Your objective
Every record should be copied exactly, except that pictures are to be omitted.
★ ★ ★ ★ ★
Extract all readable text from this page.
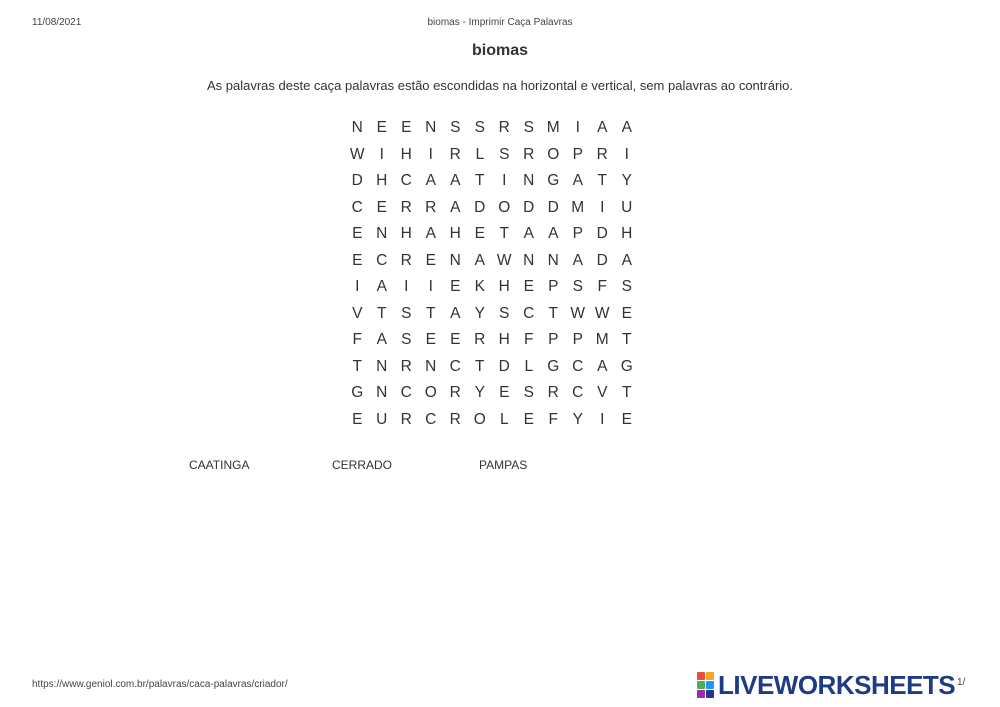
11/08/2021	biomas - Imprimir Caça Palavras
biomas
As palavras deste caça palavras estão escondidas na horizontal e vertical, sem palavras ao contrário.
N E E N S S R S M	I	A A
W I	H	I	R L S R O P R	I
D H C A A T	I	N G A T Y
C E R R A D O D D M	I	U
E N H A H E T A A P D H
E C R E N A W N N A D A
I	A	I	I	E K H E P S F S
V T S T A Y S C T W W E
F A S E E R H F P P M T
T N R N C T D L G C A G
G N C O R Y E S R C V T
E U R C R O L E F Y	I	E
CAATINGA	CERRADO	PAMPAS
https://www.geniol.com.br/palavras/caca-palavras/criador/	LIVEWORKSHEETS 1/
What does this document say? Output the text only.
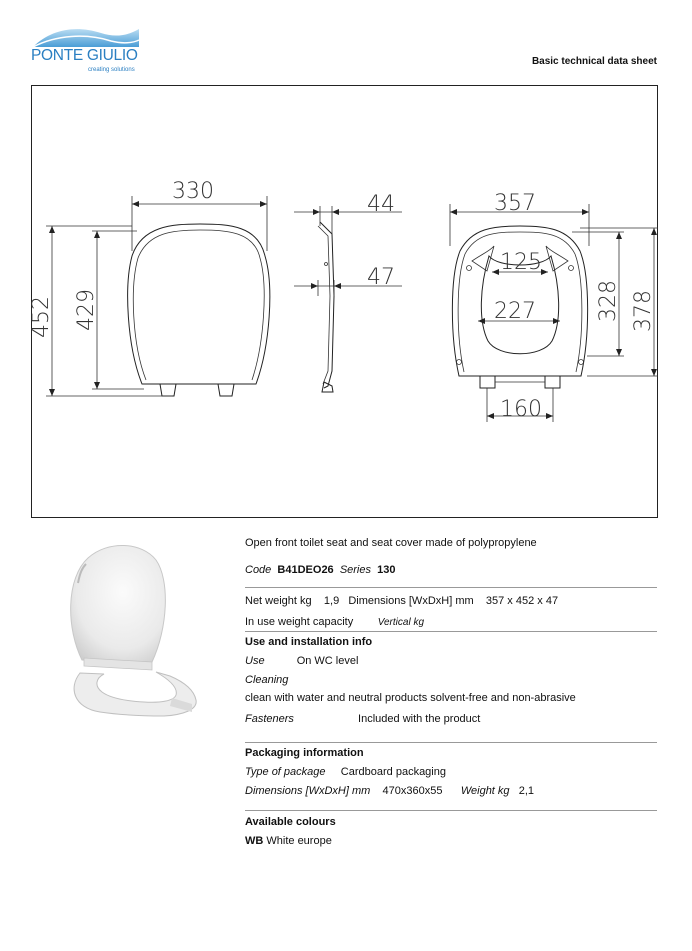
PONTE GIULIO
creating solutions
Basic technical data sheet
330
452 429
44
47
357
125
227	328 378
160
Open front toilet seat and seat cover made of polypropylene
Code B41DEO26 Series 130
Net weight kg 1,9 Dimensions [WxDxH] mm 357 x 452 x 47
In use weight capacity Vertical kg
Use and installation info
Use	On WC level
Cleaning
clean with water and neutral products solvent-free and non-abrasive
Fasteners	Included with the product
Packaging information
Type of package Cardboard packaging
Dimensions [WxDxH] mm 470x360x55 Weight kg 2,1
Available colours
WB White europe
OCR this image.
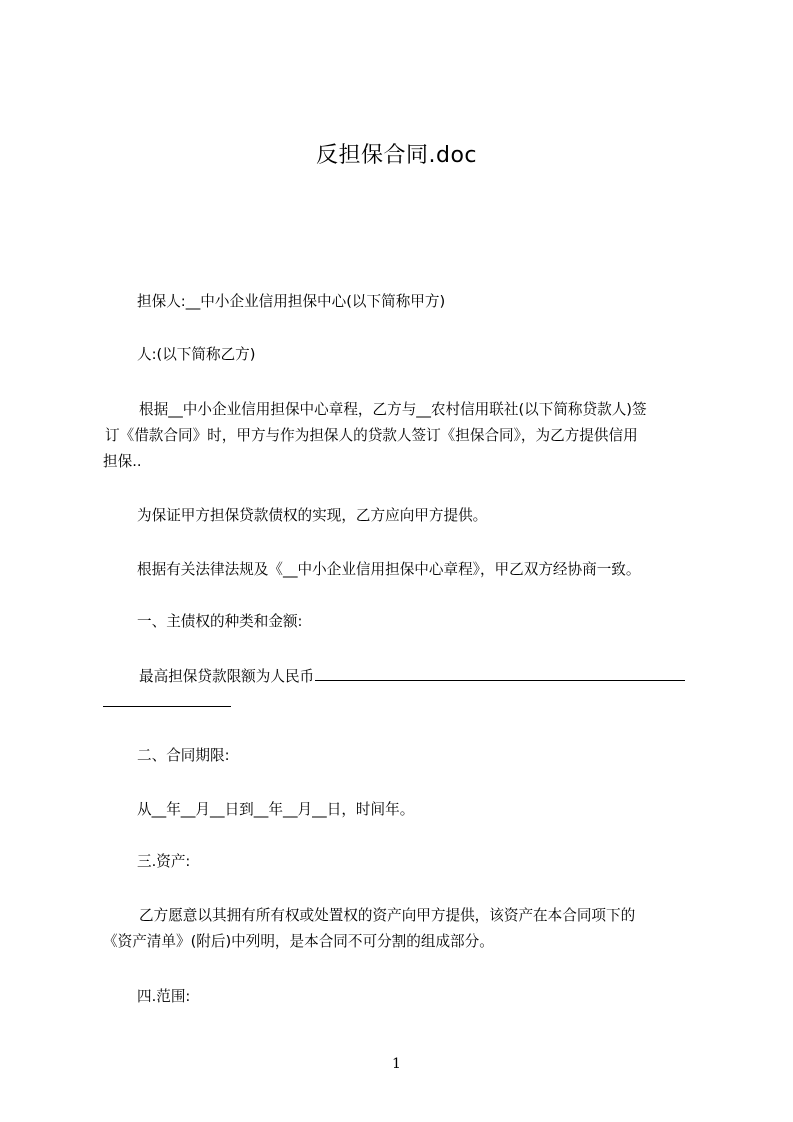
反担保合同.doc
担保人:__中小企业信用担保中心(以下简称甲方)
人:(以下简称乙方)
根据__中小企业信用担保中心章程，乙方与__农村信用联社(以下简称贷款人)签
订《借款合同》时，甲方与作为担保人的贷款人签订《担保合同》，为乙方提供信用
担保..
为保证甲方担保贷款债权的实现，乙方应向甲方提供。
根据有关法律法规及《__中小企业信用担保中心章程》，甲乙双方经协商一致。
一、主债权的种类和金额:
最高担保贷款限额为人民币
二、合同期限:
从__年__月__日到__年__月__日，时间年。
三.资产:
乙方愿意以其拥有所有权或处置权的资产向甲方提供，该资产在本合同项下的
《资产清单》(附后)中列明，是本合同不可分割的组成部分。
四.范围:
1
★ ★ ★ ★ ★
The reply
Extract all readable text from this page.
11/08/2021	biomas - Imprimir Caça Palavras
biomas
As palavras deste caça palavras estão escondidas na horizontal e vertical, sem palavras ao contrário.
N E E N S S R S M	I	A A
W I	H	I	R L S R O P R	I
D H C A A T	I	N G A T Y
C E R R A D O D D M	I	U
E N H A H E T A A P D H
E C R E N A W N N A D A
I	A	I	I	E K H E P S F S
V T S T A Y S C T W W E
F A S E E R H F P P M T
T N R N C T D L G C A G
G N C O R Y E S R C V T
E U R C R O L E F Y	I	E
CAATINGA	CERRADO	PAMPAS
https://www.geniol.com.br/palavras/caca-palavras/criador/	LIVEWORKSHEETS 1/
What does this document say? Output the text only.
PONTE GIULIO
creating solutions
Basic technical data sheet
330
452 429
44
47
357
125
227	328 378
160
Open front toilet seat and seat cover made of polypropylene
Code B41DEO26 Series 130
Net weight kg 1,9 Dimensions [WxDxH] mm 357 x 452 x 47
In use weight capacity Vertical kg
Use and installation info
Use	On WC level
Cleaning
clean with water and neutral products solvent-free and non-abrasive
Fasteners	Included with the product
Packaging information
Type of package Cardboard packaging
Dimensions [WxDxH] mm 470x360x55 Weight kg 2,1
Available colours
WB White europe
OCR this image.
反担保合同.doc
担保人:__中小企业信用担保中心(以下简称甲方)
人:(以下简称乙方)
根据__中小企业信用担保中心章程，乙方与__农村信用联社(以下简称贷款人)签
订《借款合同》时，甲方与作为担保人的贷款人签订《担保合同》，为乙方提供信用
担保..
为保证甲方担保贷款债权的实现，乙方应向甲方提供。
根据有关法律法规及《__中小企业信用担保中心章程》，甲乙双方经协商一致。
一、主债权的种类和金额:
最高担保贷款限额为人民币
二、合同期限:
从__年__月__日到__年__月__日，时间年。
三.资产:
乙方愿意以其拥有所有权或处置权的资产向甲方提供，该资产在本合同项下的
《资产清单》(附后)中列明，是本合同不可分割的组成部分。
四.范围:
1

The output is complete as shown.